§ **Stated task**: Give every entry again, unchanged, and leave its images out.

§ **Dataset entries**:
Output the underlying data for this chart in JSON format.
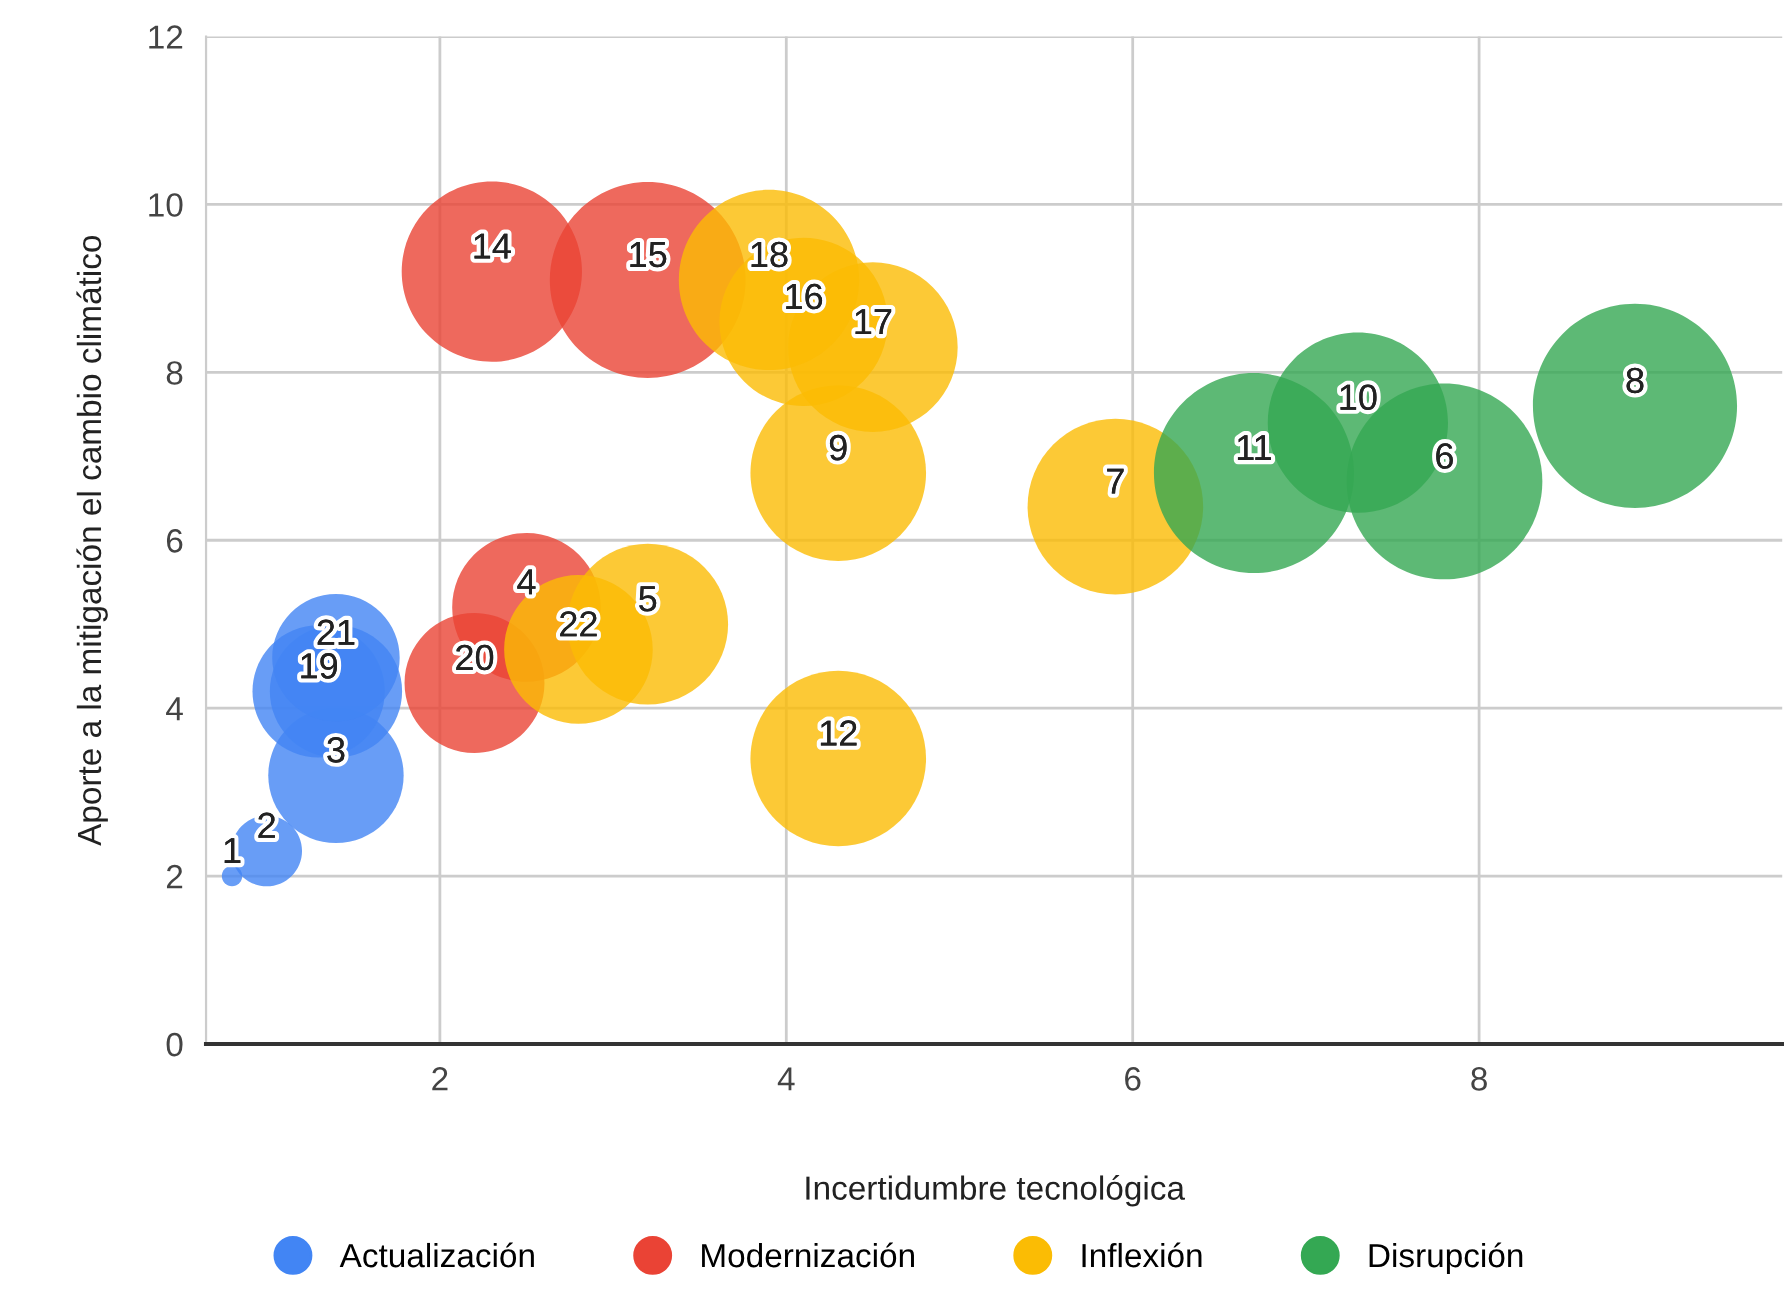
{
  "chart_data": {
    "type": "bubble",
    "xlabel": "Incertidumbre tecnológica",
    "ylabel": "Aporte a la mitigación el cambio climático",
    "xlim": [
      0.65,
      9.75
    ],
    "xticks": [
      2,
      4,
      6,
      8
    ],
    "ylim": [
      0,
      12
    ],
    "yticks": [
      0,
      2,
      4,
      6,
      8,
      10,
      12
    ],
    "grid": true,
    "legend": "bottom",
    "marker": "circle",
    "series": [
      {
        "name": "Actualización",
        "color": "#4285f4",
        "x": [
          0.8,
          1.0,
          1.4,
          1.4,
          1.3,
          1.4
        ],
        "values": [
          2,
          2.3,
          3.2,
          4.2,
          4.2,
          4.6
        ],
        "sizes": [
          0.01,
          0.12,
          0.44,
          0.42,
          0.42,
          0.39
        ]
      },
      {
        "name": "Modernización",
        "color": "#ea4335",
        "x": [
          2.5,
          2.3,
          3.2,
          2.2
        ],
        "values": [
          5.2,
          9.2,
          9.1,
          4.3
        ],
        "sizes": [
          0.53,
          0.78,
          0.92,
          0.47
        ]
      },
      {
        "name": "Inflexión",
        "color": "#fbbc04",
        "x": [
          3.2,
          5.9,
          4.3,
          4.3,
          4.1,
          4.5,
          3.9,
          2.8
        ],
        "values": [
          5.0,
          6.4,
          6.8,
          3.4,
          8.6,
          8.3,
          9.1,
          4.7
        ],
        "sizes": [
          0.62,
          0.74,
          0.74,
          0.74,
          0.68,
          0.69,
          0.78,
          0.53
        ]
      },
      {
        "name": "Disrupción",
        "color": "#34a853",
        "x": [
          7.8,
          8.9,
          7.3,
          6.7
        ],
        "values": [
          6.7,
          7.6,
          7.4,
          6.8
        ],
        "sizes": [
          0.92,
          1,
          0.78,
          0.96
        ]
      }
    ],
    "annotations": [
      {
        "text": "1",
        "x": 0.8,
        "y": 2
      },
      {
        "text": "2",
        "x": 1.0,
        "y": 2.3
      },
      {
        "text": "3",
        "x": 1.4,
        "y": 3.2
      },
      {
        "text": "19",
        "x": 1.3,
        "y": 4.2
      },
      {
        "text": "21",
        "x": 1.4,
        "y": 4.6
      },
      {
        "text": "4",
        "x": 2.5,
        "y": 5.2
      },
      {
        "text": "14",
        "x": 2.3,
        "y": 9.2
      },
      {
        "text": "15",
        "x": 3.2,
        "y": 9.1
      },
      {
        "text": "20",
        "x": 2.2,
        "y": 4.3
      },
      {
        "text": "5",
        "x": 3.2,
        "y": 5.0
      },
      {
        "text": "7",
        "x": 5.9,
        "y": 6.4
      },
      {
        "text": "9",
        "x": 4.3,
        "y": 6.8
      },
      {
        "text": "12",
        "x": 4.3,
        "y": 3.4
      },
      {
        "text": "16",
        "x": 4.1,
        "y": 8.6
      },
      {
        "text": "17",
        "x": 4.5,
        "y": 8.3
      },
      {
        "text": "18",
        "x": 3.9,
        "y": 9.1
      },
      {
        "text": "22",
        "x": 2.8,
        "y": 4.7
      },
      {
        "text": "6",
        "x": 7.8,
        "y": 6.7
      },
      {
        "text": "8",
        "x": 8.9,
        "y": 7.6
      },
      {
        "text": "10",
        "x": 7.3,
        "y": 7.4
      },
      {
        "text": "11",
        "x": 6.7,
        "y": 6.8
      }
    ]
  }
}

§ **Written response**:
Output the underlying data for this chart in JSON format.
{
  "chart_data": {
    "type": "bubble",
    "xlabel": "Incertidumbre tecnológica",
    "ylabel": "Aporte a la mitigación el cambio climático",
    "xlim": [
      0.65,
      9.75
    ],
    "xticks": [
      2,
      4,
      6,
      8
    ],
    "ylim": [
      0,
      12
    ],
    "yticks": [
      0,
      2,
      4,
      6,
      8,
      10,
      12
    ],
    "grid": true,
    "legend": "bottom",
    "marker": "circle",
    "series": [
      {
        "name": "Actualización",
        "color": "#4285f4",
        "x": [
          0.8,
          1.0,
          1.4,
          1.4,
          1.3,
          1.4
        ],
        "values": [
          2,
          2.3,
          3.2,
          4.2,
          4.2,
          4.6
        ],
        "sizes": [
          0.01,
          0.12,
          0.44,
          0.42,
          0.42,
          0.39
        ]
      },
      {
        "name": "Modernización",
        "color": "#ea4335",
        "x": [
          2.5,
          2.3,
          3.2,
          2.2
        ],
        "values": [
          5.2,
          9.2,
          9.1,
          4.3
        ],
        "sizes": [
          0.53,
          0.78,
          0.92,
          0.47
        ]
      },
      {
        "name": "Inflexión",
        "color": "#fbbc04",
        "x": [
          3.2,
          5.9,
          4.3,
          4.3,
          4.1,
          4.5,
          3.9,
          2.8
        ],
        "values": [
          5.0,
          6.4,
          6.8,
          3.4,
          8.6,
          8.3,
          9.1,
          4.7
        ],
        "sizes": [
          0.62,
          0.74,
          0.74,
          0.74,
          0.68,
          0.69,
          0.78,
          0.53
        ]
      },
      {
        "name": "Disrupción",
        "color": "#34a853",
        "x": [
          7.8,
          8.9,
          7.3,
          6.7
        ],
        "values": [
          6.7,
          7.6,
          7.4,
          6.8
        ],
        "sizes": [
          0.92,
          1,
          0.78,
          0.96
        ]
      }
    ],
    "annotations": [
      {
        "text": "1",
        "x": 0.8,
        "y": 2
      },
      {
        "text": "2",
        "x": 1.0,
        "y": 2.3
      },
      {
        "text": "3",
        "x": 1.4,
        "y": 3.2
      },
      {
        "text": "19",
        "x": 1.3,
        "y": 4.2
      },
      {
        "text": "21",
        "x": 1.4,
        "y": 4.6
      },
      {
        "text": "4",
        "x": 2.5,
        "y": 5.2
      },
      {
        "text": "14",
        "x": 2.3,
        "y": 9.2
      },
      {
        "text": "15",
        "x": 3.2,
        "y": 9.1
      },
      {
        "text": "20",
        "x": 2.2,
        "y": 4.3
      },
      {
        "text": "5",
        "x": 3.2,
        "y": 5.0
      },
      {
        "text": "7",
        "x": 5.9,
        "y": 6.4
      },
      {
        "text": "9",
        "x": 4.3,
        "y": 6.8
      },
      {
        "text": "12",
        "x": 4.3,
        "y": 3.4
      },
      {
        "text": "16",
        "x": 4.1,
        "y": 8.6
      },
      {
        "text": "17",
        "x": 4.5,
        "y": 8.3
      },
      {
        "text": "18",
        "x": 3.9,
        "y": 9.1
      },
      {
        "text": "22",
        "x": 2.8,
        "y": 4.7
      },
      {
        "text": "6",
        "x": 7.8,
        "y": 6.7
      },
      {
        "text": "8",
        "x": 8.9,
        "y": 7.6
      },
      {
        "text": "10",
        "x": 7.3,
        "y": 7.4
      },
      {
        "text": "11",
        "x": 6.7,
        "y": 6.8
      }
    ]
  }
}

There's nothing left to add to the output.